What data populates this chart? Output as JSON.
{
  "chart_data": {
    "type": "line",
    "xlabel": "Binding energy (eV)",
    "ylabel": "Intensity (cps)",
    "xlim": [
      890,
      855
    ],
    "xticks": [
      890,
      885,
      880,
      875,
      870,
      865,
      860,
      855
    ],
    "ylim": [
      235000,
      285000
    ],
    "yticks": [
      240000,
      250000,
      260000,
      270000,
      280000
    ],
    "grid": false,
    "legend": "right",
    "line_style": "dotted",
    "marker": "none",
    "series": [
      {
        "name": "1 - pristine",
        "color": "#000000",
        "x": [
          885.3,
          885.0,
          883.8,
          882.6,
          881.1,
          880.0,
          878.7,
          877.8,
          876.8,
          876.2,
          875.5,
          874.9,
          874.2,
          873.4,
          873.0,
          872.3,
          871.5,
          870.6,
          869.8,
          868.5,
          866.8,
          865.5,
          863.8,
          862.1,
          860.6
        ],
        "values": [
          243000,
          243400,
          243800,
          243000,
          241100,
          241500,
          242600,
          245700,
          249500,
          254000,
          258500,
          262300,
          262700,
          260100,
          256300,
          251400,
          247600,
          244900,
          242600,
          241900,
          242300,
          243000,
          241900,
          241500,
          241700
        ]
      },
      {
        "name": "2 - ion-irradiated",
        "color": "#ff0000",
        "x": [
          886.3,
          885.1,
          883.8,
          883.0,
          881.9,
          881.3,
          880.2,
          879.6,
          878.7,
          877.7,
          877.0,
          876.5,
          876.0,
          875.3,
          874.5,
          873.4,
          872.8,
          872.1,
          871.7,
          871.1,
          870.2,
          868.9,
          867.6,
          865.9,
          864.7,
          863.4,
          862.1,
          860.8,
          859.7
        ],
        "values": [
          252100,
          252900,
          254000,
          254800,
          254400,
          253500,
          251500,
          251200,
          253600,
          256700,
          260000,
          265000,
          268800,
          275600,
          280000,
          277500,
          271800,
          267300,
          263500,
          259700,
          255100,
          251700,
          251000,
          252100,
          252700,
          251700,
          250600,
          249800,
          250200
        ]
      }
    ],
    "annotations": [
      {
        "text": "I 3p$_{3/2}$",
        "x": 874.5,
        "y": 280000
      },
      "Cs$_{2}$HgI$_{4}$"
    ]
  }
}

◇ ◇ ◇ ◇ ◇ ◇ ◇

Every entry needs to be retyped exactly.

What data populates this chart? Output as JSON.
{
  "chart_data": {
    "type": "line",
    "xlabel": "Binding energy (eV)",
    "ylabel": "Intensity (cps)",
    "xlim": [
      890,
      855
    ],
    "xticks": [
      890,
      885,
      880,
      875,
      870,
      865,
      860,
      855
    ],
    "ylim": [
      235000,
      285000
    ],
    "yticks": [
      240000,
      250000,
      260000,
      270000,
      280000
    ],
    "grid": false,
    "legend": "right",
    "line_style": "dotted",
    "marker": "none",
    "series": [
      {
        "name": "1 - pristine",
        "color": "#000000",
        "x": [
          885.3,
          885.0,
          883.8,
          882.6,
          881.1,
          880.0,
          878.7,
          877.8,
          876.8,
          876.2,
          875.5,
          874.9,
          874.2,
          873.4,
          873.0,
          872.3,
          871.5,
          870.6,
          869.8,
          868.5,
          866.8,
          865.5,
          863.8,
          862.1,
          860.6
        ],
        "values": [
          243000,
          243400,
          243800,
          243000,
          241100,
          241500,
          242600,
          245700,
          249500,
          254000,
          258500,
          262300,
          262700,
          260100,
          256300,
          251400,
          247600,
          244900,
          242600,
          241900,
          242300,
          243000,
          241900,
          241500,
          241700
        ]
      },
      {
        "name": "2 - ion-irradiated",
        "color": "#ff0000",
        "x": [
          886.3,
          885.1,
          883.8,
          883.0,
          881.9,
          881.3,
          880.2,
          879.6,
          878.7,
          877.7,
          877.0,
          876.5,
          876.0,
          875.3,
          874.5,
          873.4,
          872.8,
          872.1,
          871.7,
          871.1,
          870.2,
          868.9,
          867.6,
          865.9,
          864.7,
          863.4,
          862.1,
          860.8,
          859.7
        ],
        "values": [
          252100,
          252900,
          254000,
          254800,
          254400,
          253500,
          251500,
          251200,
          253600,
          256700,
          260000,
          265000,
          268800,
          275600,
          280000,
          277500,
          271800,
          267300,
          263500,
          259700,
          255100,
          251700,
          251000,
          252100,
          252700,
          251700,
          250600,
          249800,
          250200
        ]
      }
    ],
    "annotations": [
      {
        "text": "I 3p$_{3/2}$",
        "x": 874.5,
        "y": 280000
      },
      "Cs$_{2}$HgI$_{4}$"
    ]
  }
}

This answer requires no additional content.